● TASK ITEM:
When you come to a picture, pass over it, and set down the entries below exactly.

● INPUT RECORDS:
╔══
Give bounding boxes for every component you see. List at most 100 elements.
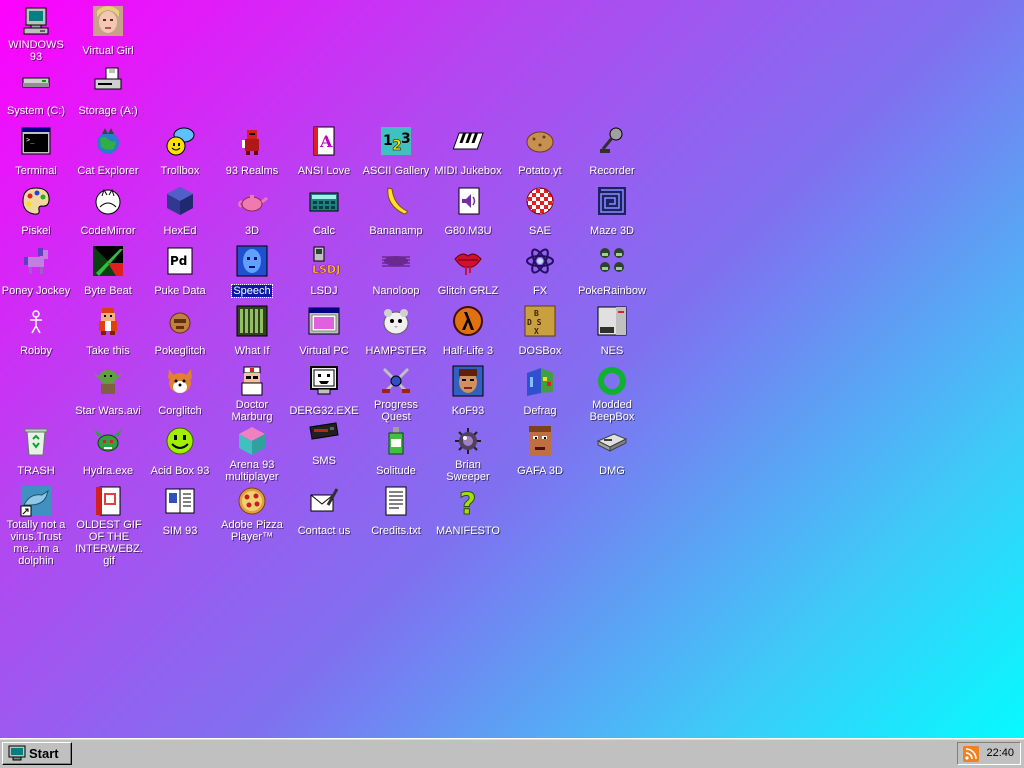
desktop-icon-potato-yt[interactable]: Potato.yt: [504, 125, 576, 178]
svg-text:A: A: [319, 132, 333, 151]
desktop-icon-calc[interactable]: Calc: [288, 185, 360, 238]
desktop-icon-terminal[interactable]: >_ Terminal: [0, 125, 72, 178]
desktop-icon-g80-m3u[interactable]: G80.M3U: [432, 185, 504, 238]
desktop-icon-label: Progress Quest: [373, 399, 419, 423]
green-ring-icon: [596, 365, 628, 397]
desktop-icon-label: Glitch GRLZ: [437, 285, 499, 297]
desktop-icon-label: HAMPSTER: [365, 345, 427, 357]
floppy-drive-icon: [92, 65, 124, 97]
desktop-icon-label: Doctor Marburg: [231, 399, 273, 423]
desktop-icon-label: KoF93: [451, 405, 485, 417]
desktop-icon-storage-a[interactable]: Storage (A:): [72, 65, 144, 118]
pizza-icon: [236, 485, 268, 517]
desktop-icon-nanoloop[interactable]: Nanoloop: [360, 245, 432, 298]
desktop-icon-system-c[interactable]: System (C:): [0, 65, 72, 118]
desktop-icon-virtual-pc[interactable]: Virtual PC: [288, 305, 360, 358]
desktop-icon-windows93[interactable]: WINDOWS 93: [0, 5, 72, 64]
desktop-icon-adobe-pizza-player[interactable]: Adobe Pizza Player™: [216, 485, 288, 544]
desktop-icon-manifesto[interactable]: ? MANIFESTO: [432, 485, 504, 538]
svg-text:Pd: Pd: [170, 254, 187, 268]
desktop-icon-pokeglitch[interactable]: Pokeglitch: [144, 305, 216, 358]
desktop-icon-corglitch[interactable]: Corglitch: [144, 365, 216, 418]
desktop-icon-label: Take this: [86, 345, 130, 357]
desktop-icon-doctor-marburg[interactable]: Doctor Marburg: [216, 365, 288, 424]
desktop-icon-progress-quest[interactable]: Progress Quest: [360, 365, 432, 424]
desktop-icon-dolphin-virus[interactable]: Totally not a virus.Trust me...im a dolp…: [0, 485, 72, 568]
desktop-icon-midi-jukebox[interactable]: MIDI Jukebox: [432, 125, 504, 178]
desktop-icon-recorder[interactable]: Recorder: [576, 125, 648, 178]
desktop-icon-label: Modded BeepBox: [589, 399, 635, 423]
desktop-icon-half-life-3[interactable]: Half-Life 3: [432, 305, 504, 358]
desktop-icon-what-if[interactable]: What If: [216, 305, 288, 358]
desktop-icon-label: Corglitch: [158, 405, 202, 417]
desktop-icon-byte-beat[interactable]: Byte Beat: [72, 245, 144, 298]
desktop-icon-lsdj[interactable]: LSDJ LSDJ: [288, 245, 360, 298]
desktop-icon-fx[interactable]: FX: [504, 245, 576, 298]
desktop-icon-label: PokeRainbow: [578, 285, 646, 297]
desktop-icon-93-realms[interactable]: 93 Realms: [216, 125, 288, 178]
blue-face-icon: [236, 245, 268, 277]
svg-text:3: 3: [401, 131, 411, 147]
desktop-icon-cat-explorer[interactable]: Cat Explorer: [72, 125, 144, 178]
recycle-bin-icon: [20, 425, 52, 457]
corgi-icon: [164, 365, 196, 397]
desktop-icon-credits-txt[interactable]: Credits.txt: [360, 485, 432, 538]
desktop-icon-label: Solitude: [376, 465, 416, 477]
desktop-icon-oldest-gif[interactable]: OLDEST GIF OF THE INTERWEBZ.gif: [72, 485, 144, 568]
desktop-icon-robby[interactable]: Robby: [0, 305, 72, 358]
pixel-character-icon: [92, 305, 124, 337]
doctor-icon: [236, 365, 268, 397]
desktop-icon-trollbox[interactable]: Trollbox: [144, 125, 216, 178]
desktop-icon-trash[interactable]: TRASH: [0, 425, 72, 478]
start-label: Start: [29, 746, 59, 761]
desktop-icon-gafa-3d[interactable]: GAFA 3D: [504, 425, 576, 478]
desktop-icon-pokerainbow[interactable]: PokeRainbow: [576, 245, 648, 298]
desktop-icon-brian-sweeper[interactable]: Brian Sweeper: [432, 425, 504, 484]
desktop-icon-label: Byte Beat: [84, 285, 132, 297]
desktop-icon-kof93[interactable]: KoF93: [432, 365, 504, 418]
desktop-icon-speech[interactable]: Speech: [216, 245, 288, 298]
desktop-icon-star-wars[interactable]: Star Wars.avi: [72, 365, 144, 418]
desktop-icon-sim-93[interactable]: SIM 93: [144, 485, 216, 538]
letter-pen-icon: [308, 485, 340, 517]
desktop-icon-glitch-grlz[interactable]: Glitch GRLZ: [432, 245, 504, 298]
desktop-icon-codemirror[interactable]: CodeMirror: [72, 185, 144, 238]
desktop-icon-label: Pokeglitch: [154, 345, 206, 357]
desktop-icon-hydra[interactable]: Hydra.exe: [72, 425, 144, 478]
desktop-icon-derg32[interactable]: DERG32.EXE: [288, 365, 360, 418]
desktop-icon-take-this[interactable]: Take this: [72, 305, 144, 358]
desktop-icon-solitude[interactable]: Solitude: [360, 425, 432, 478]
desktop-icon-maze-3d[interactable]: Maze 3D: [576, 185, 648, 238]
desktop-icon-defrag[interactable]: Defrag: [504, 365, 576, 418]
desktop-icon-puke-data[interactable]: Pd Puke Data: [144, 245, 216, 298]
desktop-icon-label: Trollbox: [160, 165, 200, 177]
desktop-icon-dosbox[interactable]: BD SX DOSBox: [504, 305, 576, 358]
desktop-icon-nes[interactable]: NES: [576, 305, 648, 358]
desktop-icon-piskel[interactable]: Piskel: [0, 185, 72, 238]
desktop-icon-label: Defrag: [523, 405, 557, 417]
desktop-icon-hampster[interactable]: HAMPSTER: [360, 305, 432, 358]
desktop-icon-label: Contact us: [297, 525, 351, 537]
desktop-icon-sms[interactable]: SMS: [288, 415, 360, 468]
desktop-icon-label: Nanoloop: [372, 285, 420, 297]
clock[interactable]: 22:40: [986, 743, 1014, 764]
desktop-icon-label: Credits.txt: [371, 525, 421, 537]
desktop-icon-acid-box-93[interactable]: Acid Box 93: [144, 425, 216, 478]
desktop-icon-modded-beepbox[interactable]: Modded BeepBox: [576, 365, 648, 424]
byte-beat-icon: [92, 245, 124, 277]
desktop-icon-poney-jockey[interactable]: Poney Jockey: [0, 245, 72, 298]
green-bars-icon: [236, 305, 268, 337]
desktop-icon-bananamp[interactable]: Bananamp: [360, 185, 432, 238]
desktop-icon-sae[interactable]: SAE: [504, 185, 576, 238]
desktop-icon-ansi-love[interactable]: A ANSI Love: [288, 125, 360, 178]
rss-icon[interactable]: [963, 746, 979, 762]
desktop-icon-3d[interactable]: 3D: [216, 185, 288, 238]
desktop-icon-ascii-gallery[interactable]: 123 ASCII Gallery: [360, 125, 432, 178]
desktop-icon-hexed[interactable]: HexEd: [144, 185, 216, 238]
desktop-icon-arena-93[interactable]: Arena 93 multiplayer: [216, 425, 288, 484]
desktop-icon-label: Puke Data: [154, 285, 206, 297]
desktop-icon-virtual-girl[interactable]: Virtual Girl: [72, 5, 144, 58]
start-button[interactable]: Start: [2, 742, 72, 765]
desktop-icon-dmg[interactable]: DMG: [576, 425, 648, 478]
desktop-icon-contact-us[interactable]: Contact us: [288, 485, 360, 538]
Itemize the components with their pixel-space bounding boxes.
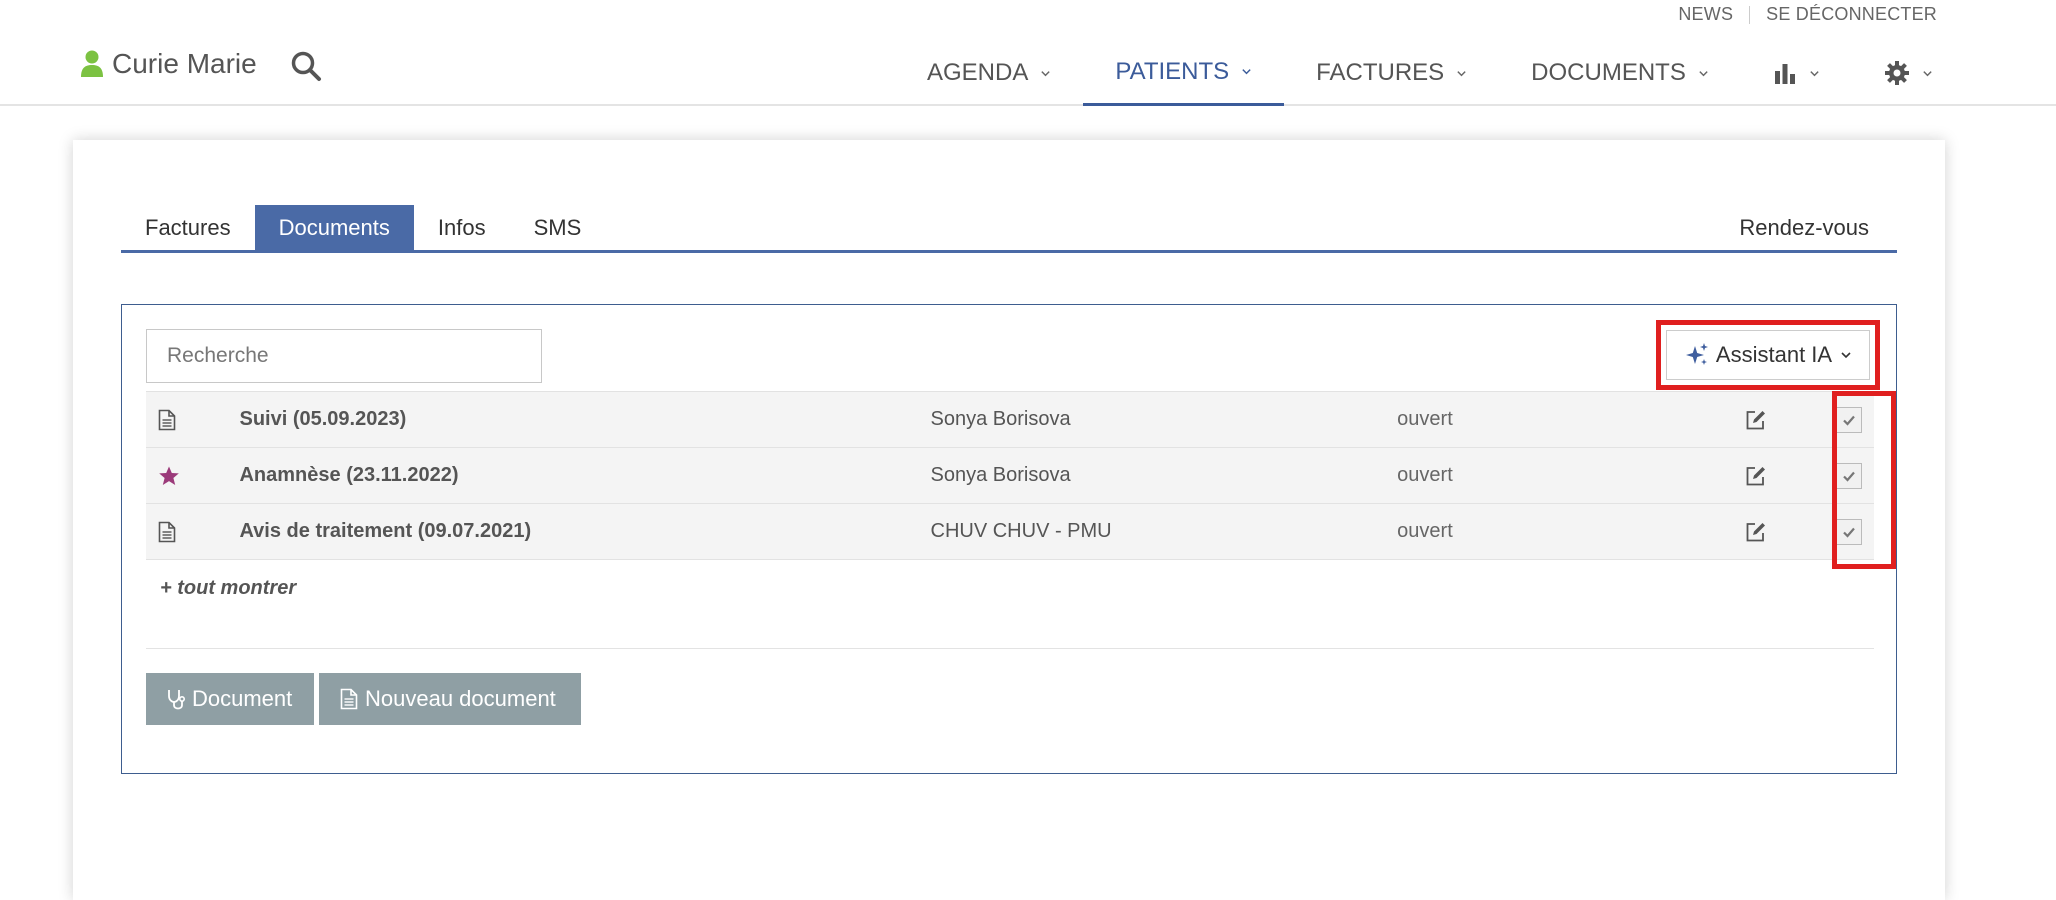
╚══
● RESPONSE TO THE TASK:
Give bounding boxes for every component you see. List at most 100 elements.
desktop-icon-potato-yt[interactable]: Potato.yt: [504, 125, 576, 178]
svg-text:A: A: [319, 132, 333, 151]
desktop-icon-calc[interactable]: Calc: [288, 185, 360, 238]
desktop-icon-terminal[interactable]: >_ Terminal: [0, 125, 72, 178]
desktop-icon-g80-m3u[interactable]: G80.M3U: [432, 185, 504, 238]
desktop-icon-label: Progress Quest: [373, 399, 419, 423]
green-ring-icon: [596, 365, 628, 397]
desktop-icon-label: Glitch GRLZ: [437, 285, 499, 297]
desktop-icon-label: HAMPSTER: [365, 345, 427, 357]
floppy-drive-icon: [92, 65, 124, 97]
desktop-icon-label: Doctor Marburg: [231, 399, 273, 423]
desktop-icon-label: KoF93: [451, 405, 485, 417]
desktop-icon-storage-a[interactable]: Storage (A:): [72, 65, 144, 118]
pizza-icon: [236, 485, 268, 517]
desktop-icon-nanoloop[interactable]: Nanoloop: [360, 245, 432, 298]
desktop-icon-system-c[interactable]: System (C:): [0, 65, 72, 118]
desktop-icon-virtual-pc[interactable]: Virtual PC: [288, 305, 360, 358]
desktop-icon-windows93[interactable]: WINDOWS 93: [0, 5, 72, 64]
desktop-icon-adobe-pizza-player[interactable]: Adobe Pizza Player™: [216, 485, 288, 544]
desktop-icon-manifesto[interactable]: ? MANIFESTO: [432, 485, 504, 538]
svg-text:Pd: Pd: [170, 254, 187, 268]
desktop-icon-pokeglitch[interactable]: Pokeglitch: [144, 305, 216, 358]
desktop-icon-corglitch[interactable]: Corglitch: [144, 365, 216, 418]
desktop-icon-label: Take this: [86, 345, 130, 357]
desktop-icon-doctor-marburg[interactable]: Doctor Marburg: [216, 365, 288, 424]
desktop-icon-progress-quest[interactable]: Progress Quest: [360, 365, 432, 424]
desktop-icon-dolphin-virus[interactable]: Totally not a virus.Trust me...im a dolp…: [0, 485, 72, 568]
desktop-icon-midi-jukebox[interactable]: MIDI Jukebox: [432, 125, 504, 178]
desktop-icon-recorder[interactable]: Recorder: [576, 125, 648, 178]
desktop-icon-label: Modded BeepBox: [589, 399, 635, 423]
desktop-icon-half-life-3[interactable]: Half-Life 3: [432, 305, 504, 358]
desktop-icon-what-if[interactable]: What If: [216, 305, 288, 358]
desktop-icon-label: Corglitch: [158, 405, 202, 417]
desktop-icon-byte-beat[interactable]: Byte Beat: [72, 245, 144, 298]
desktop-icon-lsdj[interactable]: LSDJ LSDJ: [288, 245, 360, 298]
desktop-icon-fx[interactable]: FX: [504, 245, 576, 298]
desktop-icon-label: PokeRainbow: [578, 285, 646, 297]
desktop-icon-93-realms[interactable]: 93 Realms: [216, 125, 288, 178]
blue-face-icon: [236, 245, 268, 277]
svg-text:3: 3: [401, 131, 411, 147]
desktop-icon-cat-explorer[interactable]: Cat Explorer: [72, 125, 144, 178]
recycle-bin-icon: [20, 425, 52, 457]
corgi-icon: [164, 365, 196, 397]
desktop-icon-credits-txt[interactable]: Credits.txt: [360, 485, 432, 538]
desktop-icon-label: Solitude: [376, 465, 416, 477]
desktop-icon-oldest-gif[interactable]: OLDEST GIF OF THE INTERWEBZ.gif: [72, 485, 144, 568]
desktop-icon-robby[interactable]: Robby: [0, 305, 72, 358]
pixel-character-icon: [92, 305, 124, 337]
doctor-icon: [236, 365, 268, 397]
desktop-icon-trollbox[interactable]: Trollbox: [144, 125, 216, 178]
desktop-icon-trash[interactable]: TRASH: [0, 425, 72, 478]
start-label: Start: [29, 746, 59, 761]
desktop-icon-gafa-3d[interactable]: GAFA 3D: [504, 425, 576, 478]
desktop-icon-pokerainbow[interactable]: PokeRainbow: [576, 245, 648, 298]
desktop-icon-brian-sweeper[interactable]: Brian Sweeper: [432, 425, 504, 484]
desktop-icon-label: Byte Beat: [84, 285, 132, 297]
desktop-icon-kof93[interactable]: KoF93: [432, 365, 504, 418]
desktop-icon-speech[interactable]: Speech: [216, 245, 288, 298]
desktop-icon-star-wars[interactable]: Star Wars.avi: [72, 365, 144, 418]
desktop-icon-sim-93[interactable]: SIM 93: [144, 485, 216, 538]
letter-pen-icon: [308, 485, 340, 517]
desktop-icon-glitch-grlz[interactable]: Glitch GRLZ: [432, 245, 504, 298]
desktop-icon-codemirror[interactable]: CodeMirror: [72, 185, 144, 238]
desktop-icon-label: Pokeglitch: [154, 345, 206, 357]
desktop-icon-hydra[interactable]: Hydra.exe: [72, 425, 144, 478]
desktop-icon-derg32[interactable]: DERG32.EXE: [288, 365, 360, 418]
desktop-icon-take-this[interactable]: Take this: [72, 305, 144, 358]
desktop-icon-solitude[interactable]: Solitude: [360, 425, 432, 478]
desktop-icon-maze-3d[interactable]: Maze 3D: [576, 185, 648, 238]
desktop-icon-defrag[interactable]: Defrag: [504, 365, 576, 418]
desktop-icon-puke-data[interactable]: Pd Puke Data: [144, 245, 216, 298]
desktop-icon-label: Trollbox: [160, 165, 200, 177]
desktop-icon-dosbox[interactable]: BD SX DOSBox: [504, 305, 576, 358]
desktop-icon-nes[interactable]: NES: [576, 305, 648, 358]
desktop-icon-piskel[interactable]: Piskel: [0, 185, 72, 238]
desktop-icon-label: Defrag: [523, 405, 557, 417]
desktop-icon-hampster[interactable]: HAMPSTER: [360, 305, 432, 358]
desktop-icon-label: Contact us: [297, 525, 351, 537]
desktop-icon-sms[interactable]: SMS: [288, 415, 360, 468]
desktop-icon-label: Nanoloop: [372, 285, 420, 297]
clock[interactable]: 22:40: [986, 743, 1014, 764]
desktop-icon-label: Credits.txt: [371, 525, 421, 537]
desktop-icon-acid-box-93[interactable]: Acid Box 93: [144, 425, 216, 478]
desktop-icon-modded-beepbox[interactable]: Modded BeepBox: [576, 365, 648, 424]
byte-beat-icon: [92, 245, 124, 277]
desktop-icon-poney-jockey[interactable]: Poney Jockey: [0, 245, 72, 298]
green-bars-icon: [236, 305, 268, 337]
desktop-icon-bananamp[interactable]: Bananamp: [360, 185, 432, 238]
desktop-icon-sae[interactable]: SAE: [504, 185, 576, 238]
desktop-icon-ansi-love[interactable]: A ANSI Love: [288, 125, 360, 178]
rss-icon[interactable]: [963, 746, 979, 762]
desktop-icon-3d[interactable]: 3D: [216, 185, 288, 238]
desktop-icon-ascii-gallery[interactable]: 123 ASCII Gallery: [360, 125, 432, 178]
desktop-icon-hexed[interactable]: HexEd: [144, 185, 216, 238]
desktop-icon-arena-93[interactable]: Arena 93 multiplayer: [216, 425, 288, 484]
desktop-icon-label: Puke Data: [154, 285, 206, 297]
desktop-icon-virtual-girl[interactable]: Virtual Girl: [72, 5, 144, 58]
start-button[interactable]: Start: [2, 742, 72, 765]
desktop-icon-dmg[interactable]: DMG: [576, 425, 648, 478]
desktop-icon-contact-us[interactable]: Contact us: [288, 485, 360, 538]
Itemize the components with their pixel-space bounding boxes.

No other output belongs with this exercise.